▶ DIRECTIONS FOR THIS TASK: Locate every line in the material below that has the word "Doors". Copy each of those lines.

##### GIVEN RECORDS #####

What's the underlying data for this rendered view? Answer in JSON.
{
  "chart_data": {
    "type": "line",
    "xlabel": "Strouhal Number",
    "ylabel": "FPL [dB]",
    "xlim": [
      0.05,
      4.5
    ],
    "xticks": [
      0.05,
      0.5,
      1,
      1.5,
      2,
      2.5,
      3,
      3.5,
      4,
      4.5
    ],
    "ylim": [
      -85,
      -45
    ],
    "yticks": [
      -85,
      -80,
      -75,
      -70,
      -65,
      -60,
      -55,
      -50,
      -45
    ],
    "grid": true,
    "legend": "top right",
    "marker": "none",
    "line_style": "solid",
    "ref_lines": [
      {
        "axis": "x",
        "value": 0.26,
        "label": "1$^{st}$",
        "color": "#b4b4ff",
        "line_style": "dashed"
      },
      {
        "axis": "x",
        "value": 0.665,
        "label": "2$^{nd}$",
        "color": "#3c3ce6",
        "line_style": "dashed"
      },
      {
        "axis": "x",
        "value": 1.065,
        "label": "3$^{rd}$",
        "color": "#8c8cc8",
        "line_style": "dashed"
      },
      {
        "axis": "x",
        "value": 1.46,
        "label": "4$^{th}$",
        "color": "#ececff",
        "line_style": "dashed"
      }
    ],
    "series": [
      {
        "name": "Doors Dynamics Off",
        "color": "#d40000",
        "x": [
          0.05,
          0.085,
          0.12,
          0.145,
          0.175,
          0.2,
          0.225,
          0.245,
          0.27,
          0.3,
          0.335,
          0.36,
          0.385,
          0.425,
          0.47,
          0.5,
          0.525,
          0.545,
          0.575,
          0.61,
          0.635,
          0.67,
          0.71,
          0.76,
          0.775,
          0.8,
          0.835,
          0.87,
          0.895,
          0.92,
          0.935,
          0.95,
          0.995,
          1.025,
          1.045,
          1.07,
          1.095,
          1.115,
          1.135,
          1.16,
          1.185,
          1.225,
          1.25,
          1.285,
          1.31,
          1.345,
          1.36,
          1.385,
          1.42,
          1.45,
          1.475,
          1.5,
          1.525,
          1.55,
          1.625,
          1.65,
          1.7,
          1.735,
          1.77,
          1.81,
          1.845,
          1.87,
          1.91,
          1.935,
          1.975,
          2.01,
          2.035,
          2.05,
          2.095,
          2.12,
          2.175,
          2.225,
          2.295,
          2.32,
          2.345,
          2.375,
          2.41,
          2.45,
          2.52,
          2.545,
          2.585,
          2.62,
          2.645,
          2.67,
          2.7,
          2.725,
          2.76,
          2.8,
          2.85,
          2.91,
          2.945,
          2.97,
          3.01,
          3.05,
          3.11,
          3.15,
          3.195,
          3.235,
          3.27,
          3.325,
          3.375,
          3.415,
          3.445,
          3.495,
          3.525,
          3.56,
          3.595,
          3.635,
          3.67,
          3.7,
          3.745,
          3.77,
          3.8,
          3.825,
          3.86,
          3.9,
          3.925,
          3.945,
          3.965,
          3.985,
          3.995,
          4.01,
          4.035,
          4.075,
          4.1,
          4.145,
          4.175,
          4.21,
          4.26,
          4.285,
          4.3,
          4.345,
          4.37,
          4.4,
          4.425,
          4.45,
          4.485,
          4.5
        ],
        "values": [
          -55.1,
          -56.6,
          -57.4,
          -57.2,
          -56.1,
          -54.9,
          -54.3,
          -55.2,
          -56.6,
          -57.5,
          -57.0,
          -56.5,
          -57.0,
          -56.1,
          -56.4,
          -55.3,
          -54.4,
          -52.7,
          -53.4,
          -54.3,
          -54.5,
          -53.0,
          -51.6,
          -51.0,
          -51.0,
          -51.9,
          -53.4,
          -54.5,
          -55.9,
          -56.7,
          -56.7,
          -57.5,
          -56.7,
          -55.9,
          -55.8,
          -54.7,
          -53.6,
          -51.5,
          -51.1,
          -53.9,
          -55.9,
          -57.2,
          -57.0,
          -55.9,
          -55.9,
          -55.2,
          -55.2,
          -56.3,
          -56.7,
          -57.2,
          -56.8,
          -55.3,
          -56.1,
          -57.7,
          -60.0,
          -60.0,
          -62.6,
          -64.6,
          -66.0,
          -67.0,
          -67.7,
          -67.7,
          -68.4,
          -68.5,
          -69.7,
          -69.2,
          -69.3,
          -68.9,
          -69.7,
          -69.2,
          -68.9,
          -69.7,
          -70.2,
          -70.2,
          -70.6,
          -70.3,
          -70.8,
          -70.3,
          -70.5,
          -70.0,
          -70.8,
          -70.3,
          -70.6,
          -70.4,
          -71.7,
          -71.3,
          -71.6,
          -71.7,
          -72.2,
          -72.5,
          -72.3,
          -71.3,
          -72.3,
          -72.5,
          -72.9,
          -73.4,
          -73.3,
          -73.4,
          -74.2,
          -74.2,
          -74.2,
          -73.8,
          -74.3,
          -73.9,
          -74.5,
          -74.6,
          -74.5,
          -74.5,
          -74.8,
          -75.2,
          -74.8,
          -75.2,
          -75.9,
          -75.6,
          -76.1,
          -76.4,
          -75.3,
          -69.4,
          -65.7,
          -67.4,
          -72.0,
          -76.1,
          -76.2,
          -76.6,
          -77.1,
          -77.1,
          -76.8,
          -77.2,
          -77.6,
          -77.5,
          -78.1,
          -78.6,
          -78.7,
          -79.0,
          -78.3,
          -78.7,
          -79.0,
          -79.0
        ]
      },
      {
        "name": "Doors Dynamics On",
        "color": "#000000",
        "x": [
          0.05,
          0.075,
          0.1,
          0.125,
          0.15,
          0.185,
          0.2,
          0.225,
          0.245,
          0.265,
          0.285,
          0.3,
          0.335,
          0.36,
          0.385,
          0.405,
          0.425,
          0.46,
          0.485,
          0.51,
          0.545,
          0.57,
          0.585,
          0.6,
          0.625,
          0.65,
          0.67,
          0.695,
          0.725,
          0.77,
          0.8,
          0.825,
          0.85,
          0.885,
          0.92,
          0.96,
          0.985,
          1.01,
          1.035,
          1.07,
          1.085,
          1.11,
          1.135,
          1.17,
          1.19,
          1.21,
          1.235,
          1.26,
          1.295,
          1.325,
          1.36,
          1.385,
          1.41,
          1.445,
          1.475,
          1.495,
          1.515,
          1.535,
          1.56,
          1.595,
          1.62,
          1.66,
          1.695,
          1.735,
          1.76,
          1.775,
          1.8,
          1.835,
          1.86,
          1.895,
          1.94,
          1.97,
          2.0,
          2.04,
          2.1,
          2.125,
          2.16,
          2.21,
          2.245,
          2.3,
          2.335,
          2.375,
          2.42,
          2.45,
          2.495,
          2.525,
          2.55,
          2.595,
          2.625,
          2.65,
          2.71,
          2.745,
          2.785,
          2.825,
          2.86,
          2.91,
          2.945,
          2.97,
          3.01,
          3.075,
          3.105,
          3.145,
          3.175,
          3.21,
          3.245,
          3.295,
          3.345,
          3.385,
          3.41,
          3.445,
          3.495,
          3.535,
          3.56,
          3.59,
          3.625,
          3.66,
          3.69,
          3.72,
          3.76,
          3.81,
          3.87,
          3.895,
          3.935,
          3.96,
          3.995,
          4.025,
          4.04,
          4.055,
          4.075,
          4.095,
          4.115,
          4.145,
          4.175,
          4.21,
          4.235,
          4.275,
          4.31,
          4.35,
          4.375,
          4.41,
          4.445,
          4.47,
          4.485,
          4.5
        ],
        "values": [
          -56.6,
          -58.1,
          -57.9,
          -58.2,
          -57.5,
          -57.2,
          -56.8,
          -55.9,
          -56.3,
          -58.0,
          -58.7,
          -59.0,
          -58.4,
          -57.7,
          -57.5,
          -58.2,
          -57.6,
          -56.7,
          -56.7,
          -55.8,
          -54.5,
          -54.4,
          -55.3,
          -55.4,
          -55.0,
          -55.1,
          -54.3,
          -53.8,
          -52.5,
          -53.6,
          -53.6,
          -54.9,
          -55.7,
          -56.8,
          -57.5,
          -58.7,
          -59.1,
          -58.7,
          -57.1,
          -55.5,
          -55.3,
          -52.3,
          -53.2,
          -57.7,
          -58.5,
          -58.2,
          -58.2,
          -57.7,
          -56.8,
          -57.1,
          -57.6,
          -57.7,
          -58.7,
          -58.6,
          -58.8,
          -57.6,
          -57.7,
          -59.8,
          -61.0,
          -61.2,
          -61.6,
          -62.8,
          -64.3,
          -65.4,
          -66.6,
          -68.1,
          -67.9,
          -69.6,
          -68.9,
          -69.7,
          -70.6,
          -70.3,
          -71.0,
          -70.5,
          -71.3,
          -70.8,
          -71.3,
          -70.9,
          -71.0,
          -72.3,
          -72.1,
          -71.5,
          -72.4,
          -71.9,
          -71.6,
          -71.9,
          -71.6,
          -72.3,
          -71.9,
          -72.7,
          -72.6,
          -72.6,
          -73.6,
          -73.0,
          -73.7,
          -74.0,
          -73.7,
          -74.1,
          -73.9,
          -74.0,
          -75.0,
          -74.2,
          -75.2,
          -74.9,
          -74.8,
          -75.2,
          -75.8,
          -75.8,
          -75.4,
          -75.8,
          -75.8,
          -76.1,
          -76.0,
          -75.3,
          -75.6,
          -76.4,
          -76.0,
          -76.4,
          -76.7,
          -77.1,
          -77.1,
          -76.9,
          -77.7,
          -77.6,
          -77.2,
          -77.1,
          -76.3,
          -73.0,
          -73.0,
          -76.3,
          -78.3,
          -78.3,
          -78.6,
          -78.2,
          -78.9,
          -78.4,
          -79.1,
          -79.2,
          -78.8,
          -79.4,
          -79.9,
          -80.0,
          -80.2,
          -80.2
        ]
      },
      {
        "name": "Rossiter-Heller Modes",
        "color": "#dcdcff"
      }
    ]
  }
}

#####

▶ RESULT:
        "name": "Doors Dynamics Off",
        "name": "Doors Dynamics On",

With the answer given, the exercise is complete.